* GIVEN REQUEST *
Copy out each line containing "this" from the entries below.

Entries from a visual dataset
▬▬▬▬▬▬▬▬▬▬

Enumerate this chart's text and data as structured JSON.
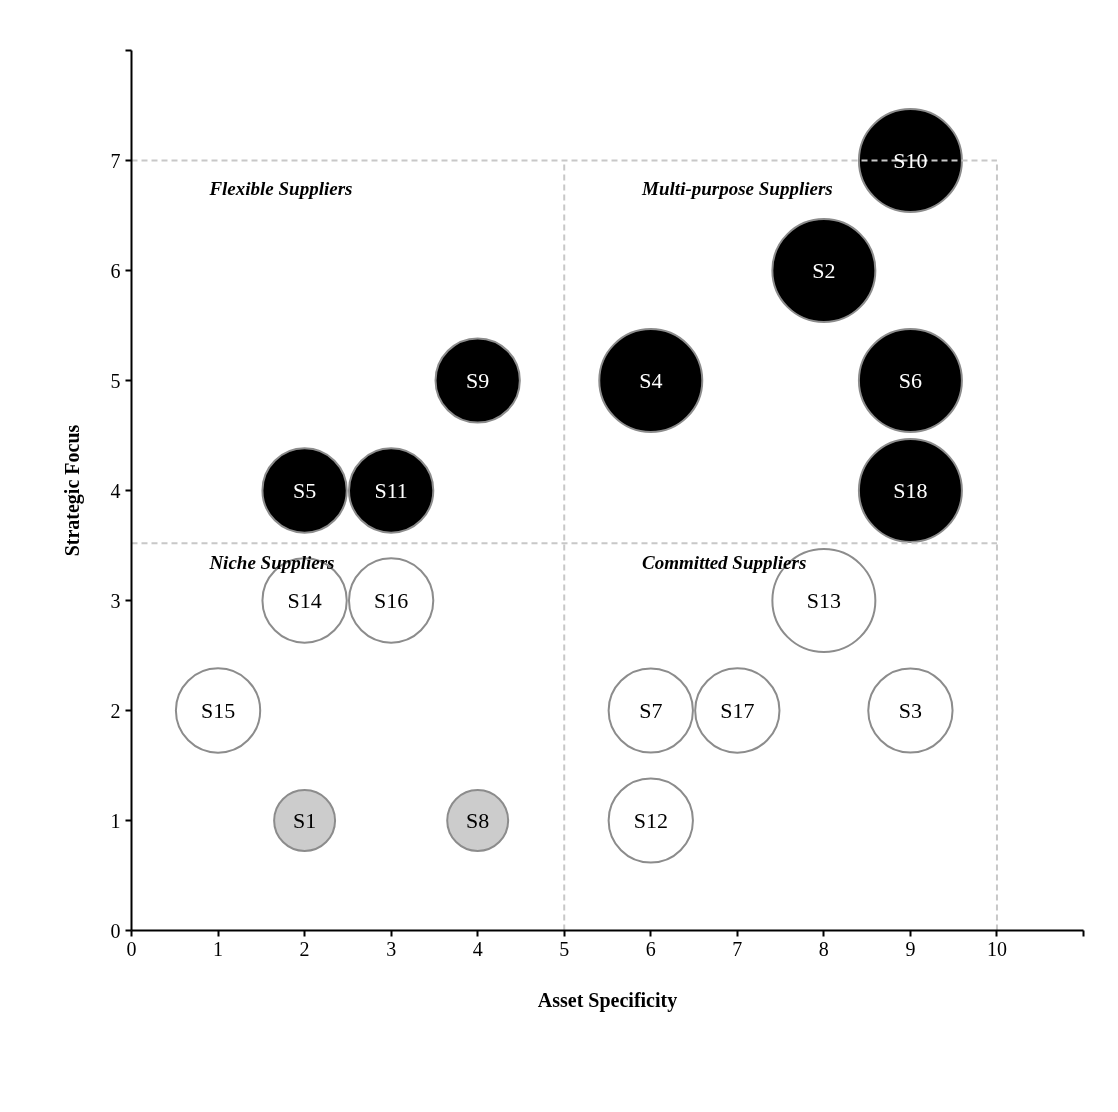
{
  "chart_data": {
    "type": "bubble",
    "xlabel": "Asset Specificity",
    "ylabel": "Strategic Focus",
    "x": [
      2,
      8,
      9,
      6,
      2,
      9,
      6,
      4,
      4,
      9,
      3,
      6,
      8,
      2,
      1,
      3,
      7,
      9
    ],
    "values": [
      1,
      6,
      2,
      5,
      4,
      5,
      2,
      1,
      5,
      7,
      4,
      1,
      3,
      3,
      2,
      3,
      2,
      4
    ],
    "sizes": [
      0.35,
      1,
      0.67,
      1,
      0.67,
      1,
      0.67,
      0.35,
      0.67,
      1,
      0.67,
      0.67,
      1,
      0.67,
      0.67,
      0.67,
      0.67,
      1
    ],
    "colors": [
      "#cccccc",
      "#000000",
      "#ffffff",
      "#000000",
      "#000000",
      "#000000",
      "#ffffff",
      "#cccccc",
      "#000000",
      "#000000",
      "#000000",
      "#ffffff",
      "#ffffff",
      "#ffffff",
      "#ffffff",
      "#ffffff",
      "#ffffff",
      "#000000"
    ],
    "xlim": [
      0,
      11
    ],
    "ylim": [
      0,
      8
    ],
    "xticks": [
      0,
      1,
      2,
      3,
      4,
      5,
      6,
      7,
      8,
      9,
      10,
      {
        "value": 11,
        "label": null
      }
    ],
    "yticks": [
      0,
      1,
      2,
      3,
      4,
      5,
      6,
      7,
      {
        "value": 8,
        "label": null
      }
    ],
    "grid": false,
    "ref_lines": [
      {
        "axis": "x",
        "value": 5,
        "color": "#c8c8c8",
        "line_style": "dashed"
      },
      {
        "axis": "x",
        "value": 10,
        "color": "#c8c8c8",
        "line_style": "dashed"
      },
      {
        "axis": "y",
        "value": 7,
        "color": "#c8c8c8",
        "line_style": "dashed"
      },
      {
        "axis": "y",
        "value": 3.52,
        "color": "#c8c8c8",
        "line_style": "dashed"
      }
    ],
    "annotations": [
      "Flexible Suppliers",
      "Multi-purpose Suppliers",
      "Niche Suppliers",
      "Committed Suppliers",
      {
        "text": "S1",
        "x": 2,
        "y": 1
      },
      {
        "text": "S2",
        "x": 8,
        "y": 6
      },
      {
        "text": "S3",
        "x": 9,
        "y": 2
      },
      {
        "text": "S4",
        "x": 6,
        "y": 5
      },
      {
        "text": "S5",
        "x": 2,
        "y": 4
      },
      {
        "text": "S6",
        "x": 9,
        "y": 5
      },
      {
        "text": "S7",
        "x": 6,
        "y": 2
      },
      {
        "text": "S8",
        "x": 4,
        "y": 1
      },
      {
        "text": "S9",
        "x": 4,
        "y": 5
      },
      {
        "text": "S10",
        "x": 9,
        "y": 7
      },
      {
        "text": "S11",
        "x": 3,
        "y": 4
      },
      {
        "text": "S12",
        "x": 6,
        "y": 1
      },
      {
        "text": "S13",
        "x": 8,
        "y": 3
      },
      {
        "text": "S14",
        "x": 2,
        "y": 3
      },
      {
        "text": "S15",
        "x": 1,
        "y": 2
      },
      {
        "text": "S16",
        "x": 3,
        "y": 3
      },
      {
        "text": "S17",
        "x": 7,
        "y": 2
      },
      {
        "text": "S18",
        "x": 9,
        "y": 4
      }
    ]
  }
}
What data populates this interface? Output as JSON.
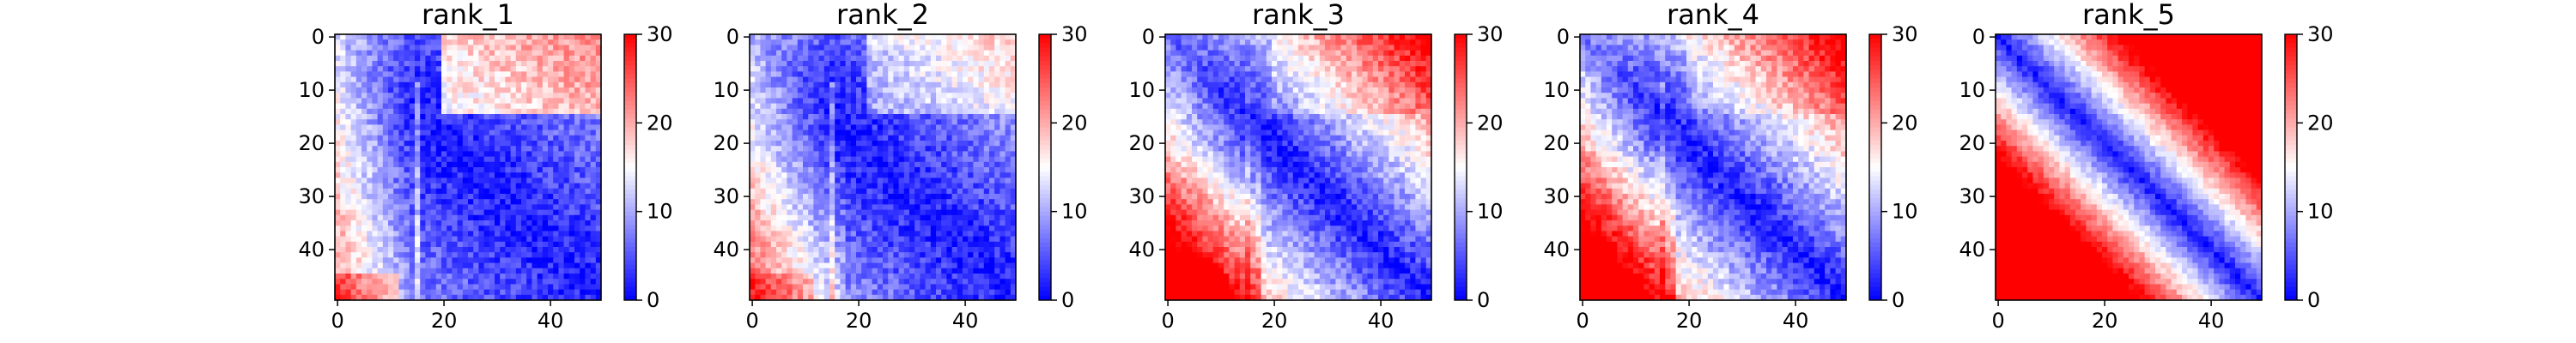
{
  "chart_data": [
    {
      "type": "heatmap",
      "title": "rank_1",
      "rows": 50,
      "cols": 50,
      "xticks": [
        0,
        20,
        40
      ],
      "yticks": [
        0,
        10,
        20,
        30,
        40
      ],
      "colorbar": {
        "min": 0,
        "max": 30,
        "ticks": [
          0,
          10,
          20,
          30
        ],
        "colors": [
          "#0000ff",
          "#ffffff",
          "#ff0000"
        ]
      },
      "pattern": {
        "diag": 1.5,
        "band": 0.18,
        "side_hi": 0,
        "side_lo": 11,
        "block": 12,
        "block_rows": [
          0,
          14
        ],
        "block_cols": [
          20,
          49
        ],
        "corner": 6,
        "noise": 3
      }
    },
    {
      "type": "heatmap",
      "title": "rank_2",
      "rows": 50,
      "cols": 50,
      "xticks": [
        0,
        20,
        40
      ],
      "yticks": [
        0,
        10,
        20,
        30,
        40
      ],
      "colorbar": {
        "min": 0,
        "max": 30,
        "ticks": [
          0,
          10,
          20,
          30
        ],
        "colors": [
          "#0000ff",
          "#ffffff",
          "#ff0000"
        ]
      },
      "pattern": {
        "diag": 1.5,
        "band": 0.22,
        "side_hi": 4,
        "side_lo": 9,
        "block": 6,
        "block_rows": [
          0,
          14
        ],
        "block_cols": [
          22,
          49
        ],
        "corner": 4,
        "noise": 3
      }
    },
    {
      "type": "heatmap",
      "title": "rank_3",
      "rows": 50,
      "cols": 50,
      "xticks": [
        0,
        20,
        40
      ],
      "yticks": [
        0,
        10,
        20,
        30,
        40
      ],
      "colorbar": {
        "min": 0,
        "max": 30,
        "ticks": [
          0,
          10,
          20,
          30
        ],
        "colors": [
          "#0000ff",
          "#ffffff",
          "#ff0000"
        ]
      },
      "pattern": {
        "diag": 1.5,
        "band": 0.55,
        "side_hi": 8,
        "side_lo": 5,
        "block": 3,
        "block_rows": [
          0,
          14
        ],
        "block_cols": [
          20,
          49
        ],
        "corner": 4,
        "noise": 3
      }
    },
    {
      "type": "heatmap",
      "title": "rank_4",
      "rows": 50,
      "cols": 50,
      "xticks": [
        0,
        20,
        40
      ],
      "yticks": [
        0,
        10,
        20,
        30,
        40
      ],
      "colorbar": {
        "min": 0,
        "max": 30,
        "ticks": [
          0,
          10,
          20,
          30
        ],
        "colors": [
          "#0000ff",
          "#ffffff",
          "#ff0000"
        ]
      },
      "pattern": {
        "diag": 1.5,
        "band": 0.58,
        "side_hi": 8,
        "side_lo": 6,
        "block": 2,
        "block_rows": [
          0,
          14
        ],
        "block_cols": [
          20,
          49
        ],
        "corner": 2,
        "noise": 3
      }
    },
    {
      "type": "heatmap",
      "title": "rank_5",
      "rows": 50,
      "cols": 50,
      "xticks": [
        0,
        20,
        40
      ],
      "yticks": [
        0,
        10,
        20,
        30,
        40
      ],
      "colorbar": {
        "min": 0,
        "max": 30,
        "ticks": [
          0,
          10,
          20,
          30
        ],
        "colors": [
          "#0000ff",
          "#ffffff",
          "#ff0000"
        ]
      },
      "pattern": {
        "diag": 1.5,
        "band": 1.3,
        "side_hi": 0,
        "side_lo": 0,
        "block": 0,
        "block_rows": [
          0,
          0
        ],
        "block_cols": [
          0,
          0
        ],
        "corner": 0,
        "noise": 2
      }
    }
  ]
}
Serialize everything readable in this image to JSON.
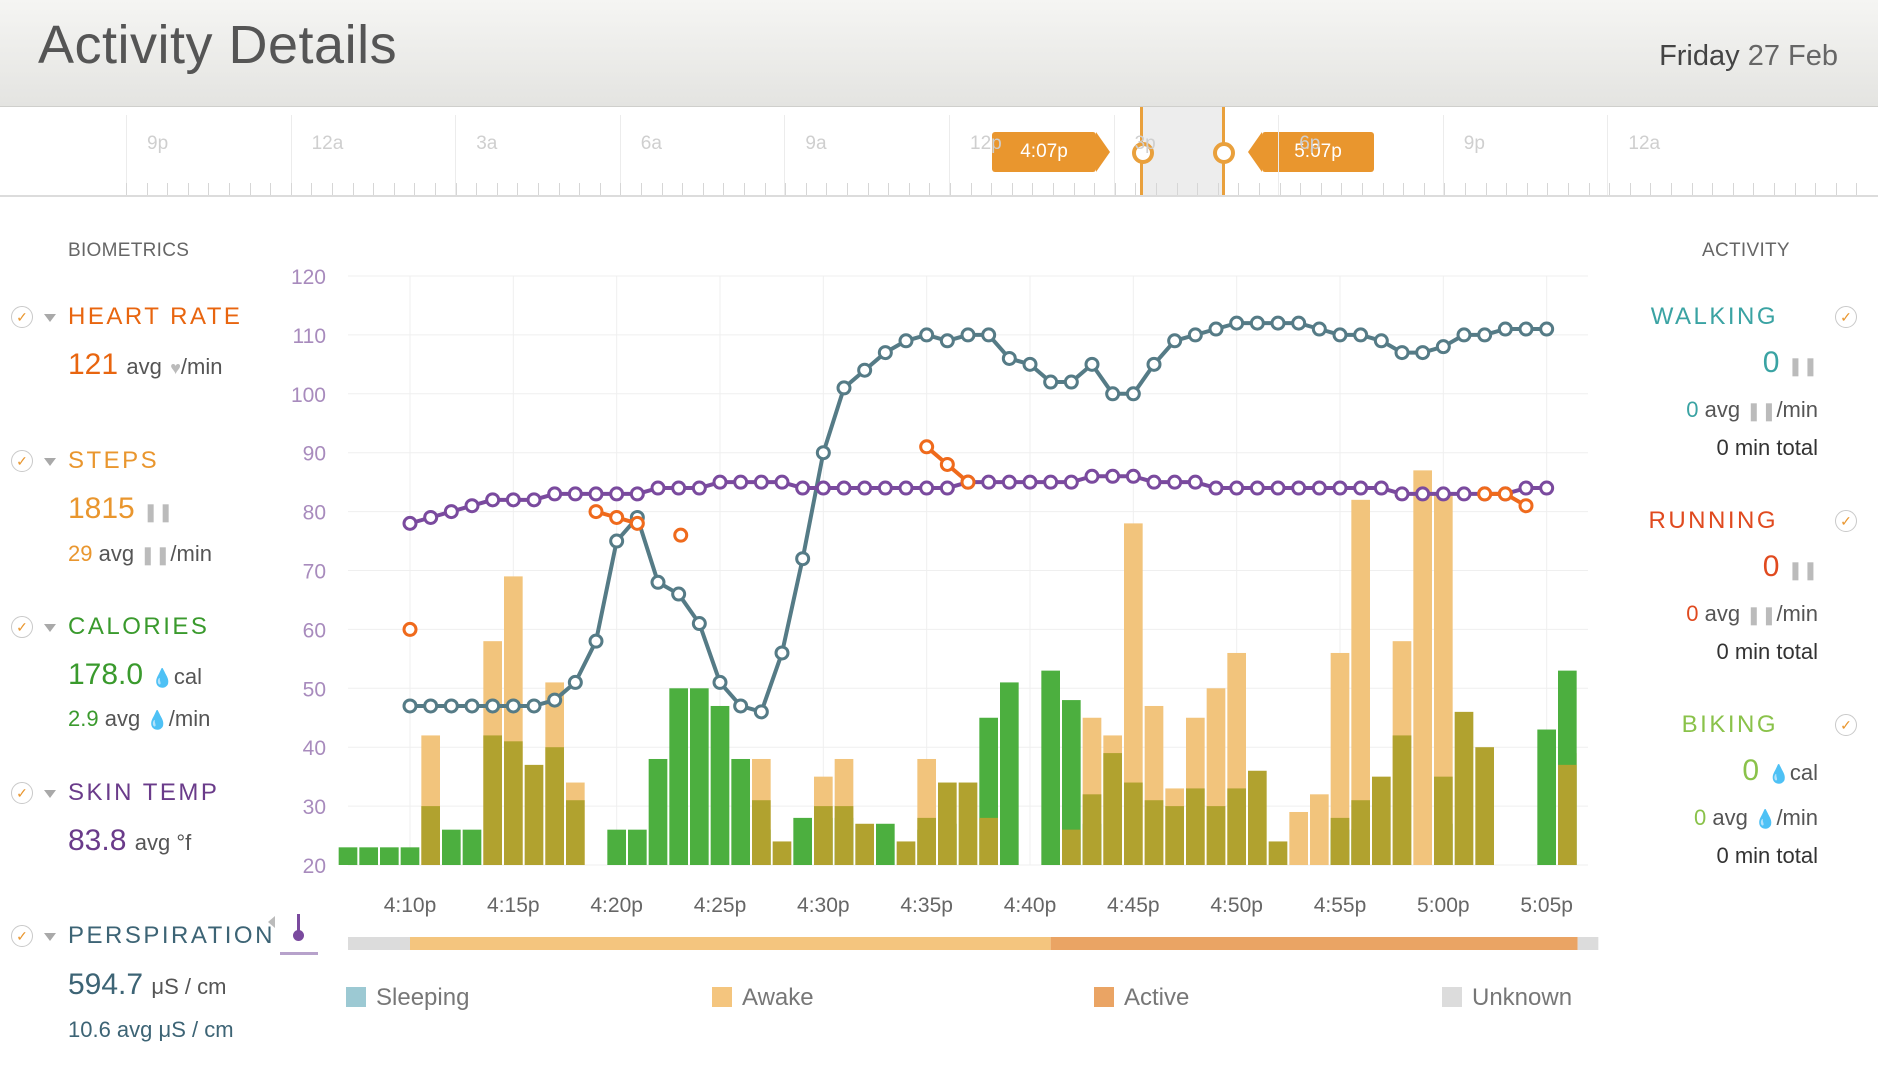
{
  "header": {
    "title": "Activity Details",
    "date_day": "Friday",
    "date_rest": "27 Feb"
  },
  "timeline": {
    "labels": [
      "9p",
      "12a",
      "3a",
      "6a",
      "9a",
      "12p",
      "3p",
      "6p",
      "9p",
      "12a"
    ],
    "start_flag": "4:07p",
    "end_flag": "5:07p"
  },
  "biometrics": {
    "heading": "BIOMETRICS",
    "heart_rate": {
      "title": "HEART RATE",
      "value": "121",
      "unit": "avg",
      "per": "/min",
      "color": "#e8650f"
    },
    "steps": {
      "title": "STEPS",
      "value": "1815",
      "avg": "29",
      "unit": "avg",
      "per": "/min",
      "color": "#e9962e"
    },
    "calories": {
      "title": "CALORIES",
      "value": "178.0",
      "unit": "cal",
      "avg": "2.9",
      "avg_unit": "avg",
      "per": "/min",
      "color": "#3a9a2d"
    },
    "skin_temp": {
      "title": "SKIN TEMP",
      "value": "83.8",
      "unit": "avg °f",
      "color": "#6a3b8a"
    },
    "perspiration": {
      "title": "PERSPIRATION",
      "value": "594.7",
      "unit": "μS / cm",
      "avg_line": "10.6 avg μS / cm",
      "color": "#3d6475"
    }
  },
  "activity": {
    "heading": "ACTIVITY",
    "walking": {
      "title": "WALKING",
      "value": "0",
      "avg": "0",
      "avg_label": "avg",
      "per": "/min",
      "total": "0 min total",
      "color": "#3aa3a3"
    },
    "running": {
      "title": "RUNNING",
      "value": "0",
      "avg": "0",
      "avg_label": "avg",
      "per": "/min",
      "total": "0 min total",
      "color": "#e04a1f"
    },
    "biking": {
      "title": "BIKING",
      "value": "0",
      "unit": "cal",
      "avg": "0",
      "avg_label": "avg",
      "per": "/min",
      "total": "0 min total",
      "color": "#8ac24a"
    }
  },
  "legend": {
    "sleeping": "Sleeping",
    "awake": "Awake",
    "active": "Active",
    "unknown": "Unknown"
  },
  "colors": {
    "awake": "#f4c57e",
    "active": "#eaa464",
    "sleeping": "#9cc9d3",
    "unknown": "#dcdcdc",
    "bar_green": "#4caf3f",
    "bar_olive": "#b1a22f",
    "bar_peach": "#f2c47c",
    "hr_line": "#557b86",
    "temp_line": "#7a4a9e",
    "steps_dot": "#ef6a1c"
  },
  "chart_data": {
    "type": "line",
    "ylim": [
      20,
      120
    ],
    "yticks": [
      120,
      110,
      100,
      90,
      80,
      70,
      60,
      50,
      40,
      30,
      20
    ],
    "xticks": [
      "4:10p",
      "4:15p",
      "4:20p",
      "4:25p",
      "4:30p",
      "4:35p",
      "4:40p",
      "4:45p",
      "4:50p",
      "4:55p",
      "5:00p",
      "5:05p"
    ],
    "x_start_min": 7,
    "x_end_min": 67,
    "series": [
      {
        "kind": "line",
        "color": "#557b86",
        "x": [
          10,
          11,
          12,
          13,
          14,
          15,
          16,
          17,
          18,
          19,
          20,
          21,
          22,
          23,
          24,
          25,
          26,
          27,
          28,
          29,
          30,
          31,
          32,
          33,
          34,
          35,
          36,
          37,
          38,
          39,
          40,
          41,
          42,
          43,
          44,
          45,
          46,
          47,
          48,
          49,
          50,
          51,
          52,
          53,
          54,
          55,
          56,
          57,
          58,
          59,
          60,
          61,
          62,
          63,
          64,
          65
        ],
        "y": [
          47,
          47,
          47,
          47,
          47,
          47,
          47,
          48,
          51,
          58,
          75,
          79,
          68,
          66,
          61,
          51,
          47,
          46,
          56,
          72,
          90,
          101,
          104,
          107,
          109,
          110,
          109,
          110,
          110,
          106,
          105,
          102,
          102,
          105,
          100,
          100,
          105,
          109,
          110,
          111,
          112,
          112,
          112,
          112,
          111,
          110,
          110,
          109,
          107,
          107,
          108,
          110,
          110,
          111,
          111,
          111
        ]
      },
      {
        "kind": "line",
        "color": "#7a4a9e",
        "x": [
          10,
          11,
          12,
          13,
          14,
          15,
          16,
          17,
          18,
          19,
          20,
          21,
          22,
          23,
          24,
          25,
          26,
          27,
          28,
          29,
          30,
          31,
          32,
          33,
          34,
          35,
          36,
          37,
          38,
          39,
          40,
          41,
          42,
          43,
          44,
          45,
          46,
          47,
          48,
          49,
          50,
          51,
          52,
          53,
          54,
          55,
          56,
          57,
          58,
          59,
          60,
          61,
          62,
          63,
          64,
          65
        ],
        "y": [
          78,
          79,
          80,
          81,
          82,
          82,
          82,
          83,
          83,
          83,
          83,
          83,
          84,
          84,
          84,
          85,
          85,
          85,
          85,
          84,
          84,
          84,
          84,
          84,
          84,
          84,
          84,
          85,
          85,
          85,
          85,
          85,
          85,
          86,
          86,
          86,
          85,
          85,
          85,
          84,
          84,
          84,
          84,
          84,
          84,
          84,
          84,
          84,
          83,
          83,
          83,
          83,
          83,
          83,
          84,
          84
        ]
      },
      {
        "kind": "dots",
        "color": "#ef6a1c",
        "segments": [
          {
            "x": [
              10
            ],
            "y": [
              60
            ]
          },
          {
            "x": [
              19,
              20,
              21
            ],
            "y": [
              80,
              79,
              78
            ]
          },
          {
            "x": [
              23.1
            ],
            "y": [
              76
            ]
          },
          {
            "x": [
              35,
              36,
              37
            ],
            "y": [
              91,
              88,
              85
            ]
          },
          {
            "x": [
              62,
              63,
              64
            ],
            "y": [
              83,
              83,
              81
            ]
          }
        ]
      }
    ],
    "bars": {
      "x": [
        7,
        8,
        9,
        10,
        11,
        12,
        13,
        14,
        15,
        16,
        17,
        18,
        19,
        20,
        21,
        22,
        23,
        24,
        25,
        26,
        27,
        28,
        29,
        30,
        31,
        32,
        33,
        34,
        35,
        36,
        37,
        38,
        39,
        40,
        41,
        42,
        43,
        44,
        45,
        46,
        47,
        48,
        49,
        50,
        51,
        52,
        53,
        54,
        55,
        56,
        57,
        58,
        59,
        60,
        61,
        62,
        63,
        64,
        65,
        66
      ],
      "green": [
        23,
        23,
        23,
        23,
        0,
        26,
        26,
        0,
        0,
        0,
        0,
        0,
        0,
        26,
        26,
        38,
        50,
        50,
        47,
        38,
        26,
        0,
        28,
        28,
        28,
        0,
        27,
        0,
        26,
        27,
        0,
        45,
        51,
        0,
        53,
        48,
        27,
        0,
        0,
        0,
        0,
        0,
        0,
        0,
        0,
        0,
        0,
        0,
        26,
        26,
        0,
        0,
        0,
        27,
        0,
        0,
        0,
        0,
        43,
        53
      ],
      "olive": [
        0,
        0,
        0,
        0,
        30,
        0,
        0,
        42,
        41,
        37,
        40,
        31,
        0,
        0,
        0,
        0,
        0,
        0,
        0,
        0,
        31,
        24,
        0,
        30,
        30,
        27,
        0,
        24,
        28,
        34,
        34,
        28,
        0,
        0,
        0,
        26,
        32,
        39,
        34,
        31,
        30,
        33,
        30,
        33,
        36,
        24,
        0,
        0,
        28,
        31,
        35,
        42,
        0,
        35,
        46,
        40,
        0,
        0,
        0,
        37
      ],
      "peach": [
        0,
        0,
        0,
        0,
        42,
        0,
        0,
        58,
        69,
        0,
        51,
        34,
        0,
        0,
        0,
        0,
        0,
        0,
        0,
        0,
        38,
        0,
        0,
        35,
        38,
        0,
        0,
        0,
        38,
        0,
        0,
        0,
        0,
        0,
        0,
        0,
        45,
        42,
        78,
        47,
        33,
        45,
        50,
        56,
        0,
        0,
        29,
        32,
        56,
        82,
        0,
        58,
        87,
        83,
        0,
        0,
        0,
        0,
        0,
        39
      ]
    },
    "state_bar": [
      {
        "state": "Unknown",
        "from": 7,
        "to": 10
      },
      {
        "state": "Awake",
        "from": 10,
        "to": 41
      },
      {
        "state": "Active",
        "from": 41,
        "to": 66.5
      },
      {
        "state": "Unknown",
        "from": 66.5,
        "to": 67.5
      }
    ]
  }
}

▬▬▬▬▬▬▬▬▬▬

* OUTPUT BELOW *
Enumerate this chart's text and data as structured JSON.
What data populates this interface? Output as JSON.
Serialize everything readable in this image to JSON.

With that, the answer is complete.